> _Consigne_
Recopiez à l'identique le passage de l'extrait fourni qui va de « Voici un livre » jusqu'à « de la peinture. » inclus.

> _Extrait fourni_

------

Voici un livre de la poète Françoise Ascal, consacré au fameux polyptyque de Matthias Grünewald (1470-1528) Le Retable d’Issenheim (conservé à Colmar), qui date de 1516, et dont la crucifixion particulièrement poignante et puissante dans l’expression de la souffrance est l’une des plus célèbres de l’histoire de la peinture.
Le livre de Françoise Ascal comporte huit parties, où la poète aborde successivement chaque panneau du polyptyque (Crucifixion, Résurrection, Saint Antoine) mais aussi le contexte historique de la création de cette œuvre dans la première partie, les éléments biographiques sur Matthias Grünewald dans la troisième partie, les aspects techniques de sa peinture dans la cinquième, et nous retrouvons donc tous les éléments d’un livre d’histoire de l’art classique, mais avec une écriture ciselée et poétique. Et on peut supposer qu’il y eut de la part de la poète un riche travail de documentation et de recherches historiques précises sur ce tableau, en amont de l’écriture.
Note pratique sur le livre
Editeur : L’herbe qui tremble
Date de publication : avril 2021
Accompagné de dessins de Gérard Titus-Carmel
Publié avec le soutien du Centre National du Livre
Nombre de pages : 90
Note sur la Poète
Née en 1944, Françoise Ascal est poète, écrivain, calligraphe et artiste visuelle. Elle vit et travaille dans un village de Seine et Marne. Depuis les années 80, elle a publié une quarantaine d’ouvrages (poésie, prose, récit) et ses textes figurent dans une dizaine d’anthologies. Elle a travaillé avec des peintres, un calligraphe, un vidéaste. (Source : Wikipédia)
Quelques poèmes
Extrait de la 3ème partie « L’homme ordinaire »
(Page 46)
Il faut attendre 150 années pour que les trois lettres
MGN
attirent l’attention du peintre Joachim von Sandrart
premier historien d’art
passionné par votre œuvre
collectant sans relâche la moindre information
il parvient à vous attribuer un nom pérenne
pourtant ce n’est pas le vôtre
celui-ci on l’ignore toujours
après la mort de Sandrart
vous retournez au purgatoire
deux siècles encore
avant que de nouveaux regards s’éprennent de votre œuvre
avant que des artistes en voient la modernité
qu’ils en entendent le cri
avant qu’Otto Dix Beckmann Picasso et d’autres l’exhument
définitivement de l’ombre
c’est votre seconde résurrection
**
Extrait de la 4ème partie « La Crucifixion »

------

> _Données fournies_
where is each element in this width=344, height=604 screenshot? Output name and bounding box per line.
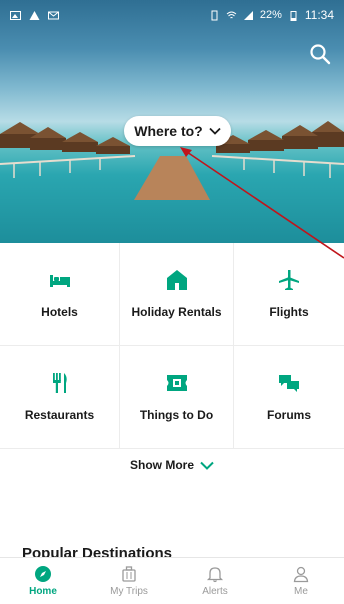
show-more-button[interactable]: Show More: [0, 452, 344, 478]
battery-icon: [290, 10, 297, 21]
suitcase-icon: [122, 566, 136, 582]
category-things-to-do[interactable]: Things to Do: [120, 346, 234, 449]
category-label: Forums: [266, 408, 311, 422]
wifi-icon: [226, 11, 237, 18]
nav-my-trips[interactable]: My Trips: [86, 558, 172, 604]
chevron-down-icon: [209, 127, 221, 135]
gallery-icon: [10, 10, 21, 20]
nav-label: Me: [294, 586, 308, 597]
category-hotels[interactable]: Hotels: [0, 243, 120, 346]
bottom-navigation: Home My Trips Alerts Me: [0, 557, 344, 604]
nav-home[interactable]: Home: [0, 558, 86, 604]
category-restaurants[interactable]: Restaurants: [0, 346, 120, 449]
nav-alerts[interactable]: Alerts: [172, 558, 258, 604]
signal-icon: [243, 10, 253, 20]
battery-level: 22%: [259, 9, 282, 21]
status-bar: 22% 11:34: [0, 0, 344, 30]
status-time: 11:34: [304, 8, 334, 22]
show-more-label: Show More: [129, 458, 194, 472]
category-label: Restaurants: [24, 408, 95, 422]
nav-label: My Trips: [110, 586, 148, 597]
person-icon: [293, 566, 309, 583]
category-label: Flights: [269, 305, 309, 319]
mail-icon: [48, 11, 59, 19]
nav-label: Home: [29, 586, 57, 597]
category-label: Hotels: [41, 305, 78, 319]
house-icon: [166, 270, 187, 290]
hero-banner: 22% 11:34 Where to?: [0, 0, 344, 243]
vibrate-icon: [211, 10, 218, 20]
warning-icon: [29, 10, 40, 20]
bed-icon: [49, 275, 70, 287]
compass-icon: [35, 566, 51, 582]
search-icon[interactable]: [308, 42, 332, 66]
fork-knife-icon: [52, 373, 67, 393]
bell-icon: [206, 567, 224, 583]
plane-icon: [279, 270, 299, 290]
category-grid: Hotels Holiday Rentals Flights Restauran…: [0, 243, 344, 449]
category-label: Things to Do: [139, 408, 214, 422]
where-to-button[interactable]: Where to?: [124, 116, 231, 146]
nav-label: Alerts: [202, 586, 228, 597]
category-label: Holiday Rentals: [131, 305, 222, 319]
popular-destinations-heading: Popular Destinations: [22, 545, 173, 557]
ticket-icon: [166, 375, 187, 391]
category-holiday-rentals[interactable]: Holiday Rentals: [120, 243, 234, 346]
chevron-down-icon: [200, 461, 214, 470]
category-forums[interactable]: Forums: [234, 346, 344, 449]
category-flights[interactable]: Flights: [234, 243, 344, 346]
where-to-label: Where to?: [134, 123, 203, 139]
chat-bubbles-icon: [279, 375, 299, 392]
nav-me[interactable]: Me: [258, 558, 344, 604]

------

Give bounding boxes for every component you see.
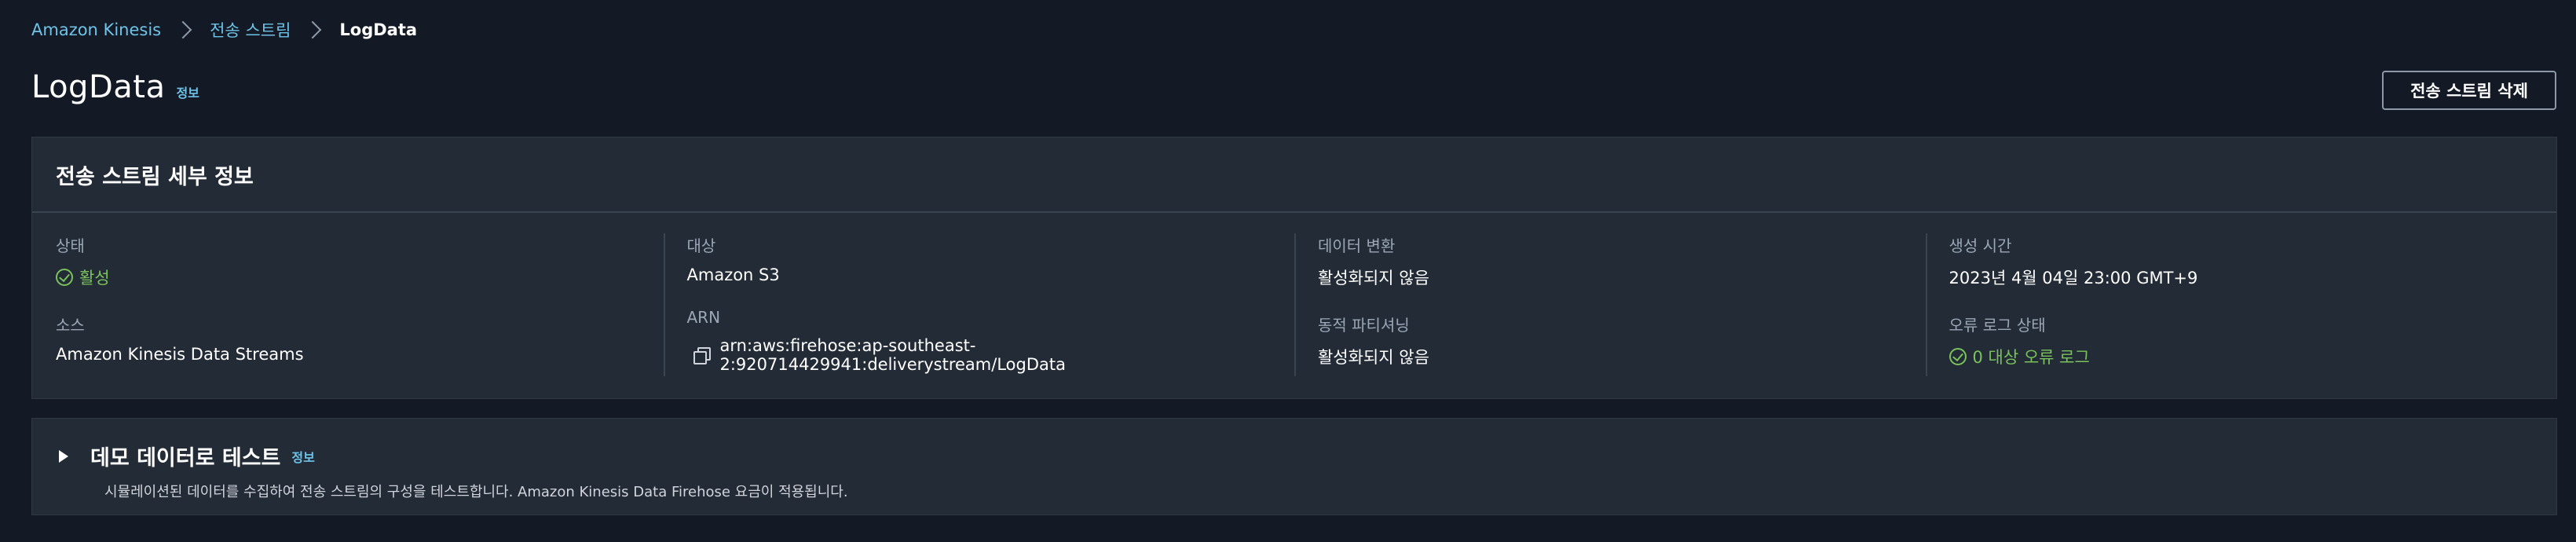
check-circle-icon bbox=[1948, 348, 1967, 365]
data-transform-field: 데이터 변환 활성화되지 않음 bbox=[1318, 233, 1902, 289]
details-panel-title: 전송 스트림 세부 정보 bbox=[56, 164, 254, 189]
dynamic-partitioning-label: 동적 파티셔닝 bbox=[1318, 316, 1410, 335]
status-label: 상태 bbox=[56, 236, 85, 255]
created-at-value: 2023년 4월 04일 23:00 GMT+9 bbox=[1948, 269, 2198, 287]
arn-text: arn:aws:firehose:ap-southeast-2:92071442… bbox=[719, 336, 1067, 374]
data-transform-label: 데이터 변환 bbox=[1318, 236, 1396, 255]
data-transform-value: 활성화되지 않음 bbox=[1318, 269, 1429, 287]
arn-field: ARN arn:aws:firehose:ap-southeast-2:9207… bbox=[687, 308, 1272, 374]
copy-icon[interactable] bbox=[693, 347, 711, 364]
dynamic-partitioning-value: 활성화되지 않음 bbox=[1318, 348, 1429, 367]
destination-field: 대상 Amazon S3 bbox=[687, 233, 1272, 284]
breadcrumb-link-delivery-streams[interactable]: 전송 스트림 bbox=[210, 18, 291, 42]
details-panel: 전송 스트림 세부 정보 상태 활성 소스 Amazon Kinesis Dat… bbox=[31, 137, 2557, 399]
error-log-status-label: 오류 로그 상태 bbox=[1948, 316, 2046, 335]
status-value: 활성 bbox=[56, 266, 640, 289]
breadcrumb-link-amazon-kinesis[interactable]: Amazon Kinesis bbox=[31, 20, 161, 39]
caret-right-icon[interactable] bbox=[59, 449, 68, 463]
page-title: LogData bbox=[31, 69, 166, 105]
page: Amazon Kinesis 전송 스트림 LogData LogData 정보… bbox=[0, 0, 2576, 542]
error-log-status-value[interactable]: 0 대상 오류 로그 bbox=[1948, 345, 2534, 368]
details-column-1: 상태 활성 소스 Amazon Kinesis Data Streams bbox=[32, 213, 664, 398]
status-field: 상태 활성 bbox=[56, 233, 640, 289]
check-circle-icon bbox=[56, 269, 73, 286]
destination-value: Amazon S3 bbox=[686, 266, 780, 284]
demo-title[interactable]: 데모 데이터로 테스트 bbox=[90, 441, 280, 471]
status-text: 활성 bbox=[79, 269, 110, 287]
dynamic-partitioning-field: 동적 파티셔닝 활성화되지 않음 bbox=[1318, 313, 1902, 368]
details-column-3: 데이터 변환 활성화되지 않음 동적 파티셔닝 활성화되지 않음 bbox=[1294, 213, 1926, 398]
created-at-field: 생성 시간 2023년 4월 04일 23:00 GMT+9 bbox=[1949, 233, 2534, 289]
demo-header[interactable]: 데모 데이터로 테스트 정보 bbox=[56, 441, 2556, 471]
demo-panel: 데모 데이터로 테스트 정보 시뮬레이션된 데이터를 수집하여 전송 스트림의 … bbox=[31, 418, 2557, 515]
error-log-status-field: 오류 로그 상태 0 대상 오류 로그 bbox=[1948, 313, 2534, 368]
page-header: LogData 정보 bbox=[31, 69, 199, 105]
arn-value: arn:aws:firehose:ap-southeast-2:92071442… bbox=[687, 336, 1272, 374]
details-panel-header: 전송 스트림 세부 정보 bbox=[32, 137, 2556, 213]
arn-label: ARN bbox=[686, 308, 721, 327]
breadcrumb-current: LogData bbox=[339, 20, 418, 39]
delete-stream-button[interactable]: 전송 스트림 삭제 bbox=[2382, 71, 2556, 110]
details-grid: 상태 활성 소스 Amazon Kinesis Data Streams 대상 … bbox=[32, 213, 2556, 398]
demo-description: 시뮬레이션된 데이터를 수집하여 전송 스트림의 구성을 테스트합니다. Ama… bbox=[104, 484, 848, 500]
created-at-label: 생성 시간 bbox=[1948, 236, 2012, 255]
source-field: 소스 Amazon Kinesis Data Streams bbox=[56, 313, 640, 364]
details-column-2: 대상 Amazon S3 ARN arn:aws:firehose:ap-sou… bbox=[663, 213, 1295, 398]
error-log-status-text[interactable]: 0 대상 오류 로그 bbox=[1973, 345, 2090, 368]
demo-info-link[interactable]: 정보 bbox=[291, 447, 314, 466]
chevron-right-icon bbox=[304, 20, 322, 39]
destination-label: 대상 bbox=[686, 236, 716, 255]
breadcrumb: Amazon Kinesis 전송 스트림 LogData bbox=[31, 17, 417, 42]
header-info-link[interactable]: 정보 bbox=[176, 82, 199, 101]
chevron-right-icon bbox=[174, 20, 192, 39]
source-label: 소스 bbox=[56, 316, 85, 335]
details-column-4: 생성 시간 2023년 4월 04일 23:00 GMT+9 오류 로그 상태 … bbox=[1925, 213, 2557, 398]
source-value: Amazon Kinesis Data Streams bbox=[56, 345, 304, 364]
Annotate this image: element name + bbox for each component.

------

> _Résultat attendu_
Voici un livre de la poète Françoise Ascal, consacré au fameux polyptyque de Matthias Grünewald (1470-1528) Le Retable d’Issenheim (conservé à Colmar), qui date de 1516, et dont la crucifixion particulièrement poignante et puissante dans l’expression de la souffrance est l’une des plus célèbres de l’histoire de la peinture.